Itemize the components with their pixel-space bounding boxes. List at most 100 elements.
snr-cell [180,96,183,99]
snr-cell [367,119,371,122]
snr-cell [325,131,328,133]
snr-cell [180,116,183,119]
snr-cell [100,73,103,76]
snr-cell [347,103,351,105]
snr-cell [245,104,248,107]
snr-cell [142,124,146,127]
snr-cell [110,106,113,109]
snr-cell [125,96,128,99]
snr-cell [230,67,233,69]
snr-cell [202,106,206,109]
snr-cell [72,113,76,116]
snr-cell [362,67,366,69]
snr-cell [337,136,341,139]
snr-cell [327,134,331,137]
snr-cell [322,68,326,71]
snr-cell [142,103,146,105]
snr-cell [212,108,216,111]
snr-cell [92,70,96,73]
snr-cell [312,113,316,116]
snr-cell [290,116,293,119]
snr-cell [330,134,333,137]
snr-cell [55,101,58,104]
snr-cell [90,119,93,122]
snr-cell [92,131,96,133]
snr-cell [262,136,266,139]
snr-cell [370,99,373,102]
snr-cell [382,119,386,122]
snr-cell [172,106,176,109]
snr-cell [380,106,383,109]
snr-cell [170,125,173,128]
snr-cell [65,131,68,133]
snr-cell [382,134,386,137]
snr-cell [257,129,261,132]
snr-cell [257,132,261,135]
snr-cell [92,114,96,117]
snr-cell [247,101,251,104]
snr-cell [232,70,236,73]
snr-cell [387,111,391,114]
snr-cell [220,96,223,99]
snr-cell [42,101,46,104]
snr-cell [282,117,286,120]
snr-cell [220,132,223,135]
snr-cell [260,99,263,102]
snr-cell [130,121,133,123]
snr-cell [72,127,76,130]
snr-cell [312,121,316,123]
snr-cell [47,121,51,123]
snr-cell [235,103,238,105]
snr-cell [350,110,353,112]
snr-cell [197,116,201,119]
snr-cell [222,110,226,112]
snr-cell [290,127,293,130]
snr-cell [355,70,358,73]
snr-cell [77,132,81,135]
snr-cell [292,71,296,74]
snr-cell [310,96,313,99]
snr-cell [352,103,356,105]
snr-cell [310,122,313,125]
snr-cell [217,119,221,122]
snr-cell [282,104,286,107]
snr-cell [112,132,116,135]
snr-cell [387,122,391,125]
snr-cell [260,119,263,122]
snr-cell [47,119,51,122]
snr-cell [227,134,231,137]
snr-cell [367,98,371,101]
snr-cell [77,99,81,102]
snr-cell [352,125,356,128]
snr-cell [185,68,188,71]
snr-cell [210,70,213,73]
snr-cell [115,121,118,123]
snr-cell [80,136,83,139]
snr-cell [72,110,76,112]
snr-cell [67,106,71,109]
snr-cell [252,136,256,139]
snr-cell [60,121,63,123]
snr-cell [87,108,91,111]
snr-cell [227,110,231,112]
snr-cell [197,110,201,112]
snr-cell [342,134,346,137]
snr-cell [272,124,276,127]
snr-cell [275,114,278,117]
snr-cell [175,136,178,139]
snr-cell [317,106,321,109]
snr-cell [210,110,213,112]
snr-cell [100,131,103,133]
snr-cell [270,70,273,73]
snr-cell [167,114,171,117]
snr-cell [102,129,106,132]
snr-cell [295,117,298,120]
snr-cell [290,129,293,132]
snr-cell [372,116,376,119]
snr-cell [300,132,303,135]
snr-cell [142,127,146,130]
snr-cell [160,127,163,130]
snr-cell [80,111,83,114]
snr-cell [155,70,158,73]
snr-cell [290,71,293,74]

◆ **Given problem**:
Could you write out the records above again, swapping "components" for "elements" and leaving everything else unchanged?

◆ **Worked answer**:
Itemize the elements with their pixel-space bounding boxes. List at most 100 elements.
snr-cell [180,96,183,99]
snr-cell [367,119,371,122]
snr-cell [325,131,328,133]
snr-cell [180,116,183,119]
snr-cell [100,73,103,76]
snr-cell [347,103,351,105]
snr-cell [245,104,248,107]
snr-cell [142,124,146,127]
snr-cell [110,106,113,109]
snr-cell [125,96,128,99]
snr-cell [230,67,233,69]
snr-cell [202,106,206,109]
snr-cell [72,113,76,116]
snr-cell [362,67,366,69]
snr-cell [337,136,341,139]
snr-cell [327,134,331,137]
snr-cell [322,68,326,71]
snr-cell [142,103,146,105]
snr-cell [212,108,216,111]
snr-cell [92,70,96,73]
snr-cell [312,113,316,116]
snr-cell [290,116,293,119]
snr-cell [330,134,333,137]
snr-cell [55,101,58,104]
snr-cell [90,119,93,122]
snr-cell [92,131,96,133]
snr-cell [262,136,266,139]
snr-cell [370,99,373,102]
snr-cell [382,119,386,122]
snr-cell [172,106,176,109]
snr-cell [380,106,383,109]
snr-cell [170,125,173,128]
snr-cell [65,131,68,133]
snr-cell [382,134,386,137]
snr-cell [257,129,261,132]
snr-cell [257,132,261,135]
snr-cell [92,114,96,117]
snr-cell [247,101,251,104]
snr-cell [232,70,236,73]
snr-cell [387,111,391,114]
snr-cell [220,96,223,99]
snr-cell [42,101,46,104]
snr-cell [282,117,286,120]
snr-cell [220,132,223,135]
snr-cell [260,99,263,102]
snr-cell [130,121,133,123]
snr-cell [72,127,76,130]
snr-cell [312,121,316,123]
snr-cell [47,121,51,123]
snr-cell [235,103,238,105]
snr-cell [350,110,353,112]
snr-cell [197,116,201,119]
snr-cell [222,110,226,112]
snr-cell [290,127,293,130]
snr-cell [355,70,358,73]
snr-cell [77,132,81,135]
snr-cell [292,71,296,74]
snr-cell [310,96,313,99]
snr-cell [352,103,356,105]
snr-cell [310,122,313,125]
snr-cell [217,119,221,122]
snr-cell [282,104,286,107]
snr-cell [112,132,116,135]
snr-cell [387,122,391,125]
snr-cell [260,119,263,122]
snr-cell [47,119,51,122]
snr-cell [227,134,231,137]
snr-cell [367,98,371,101]
snr-cell [77,99,81,102]
snr-cell [352,125,356,128]
snr-cell [185,68,188,71]
snr-cell [210,70,213,73]
snr-cell [115,121,118,123]
snr-cell [80,136,83,139]
snr-cell [72,110,76,112]
snr-cell [67,106,71,109]
snr-cell [252,136,256,139]
snr-cell [60,121,63,123]
snr-cell [87,108,91,111]
snr-cell [227,110,231,112]
snr-cell [197,110,201,112]
snr-cell [342,134,346,137]
snr-cell [272,124,276,127]
snr-cell [275,114,278,117]
snr-cell [175,136,178,139]
snr-cell [317,106,321,109]
snr-cell [210,110,213,112]
snr-cell [100,131,103,133]
snr-cell [270,70,273,73]
snr-cell [167,114,171,117]
snr-cell [102,129,106,132]
snr-cell [295,117,298,120]
snr-cell [290,129,293,132]
snr-cell [372,116,376,119]
snr-cell [300,132,303,135]
snr-cell [142,127,146,130]
snr-cell [160,127,163,130]
snr-cell [80,111,83,114]
snr-cell [155,70,158,73]
snr-cell [290,71,293,74]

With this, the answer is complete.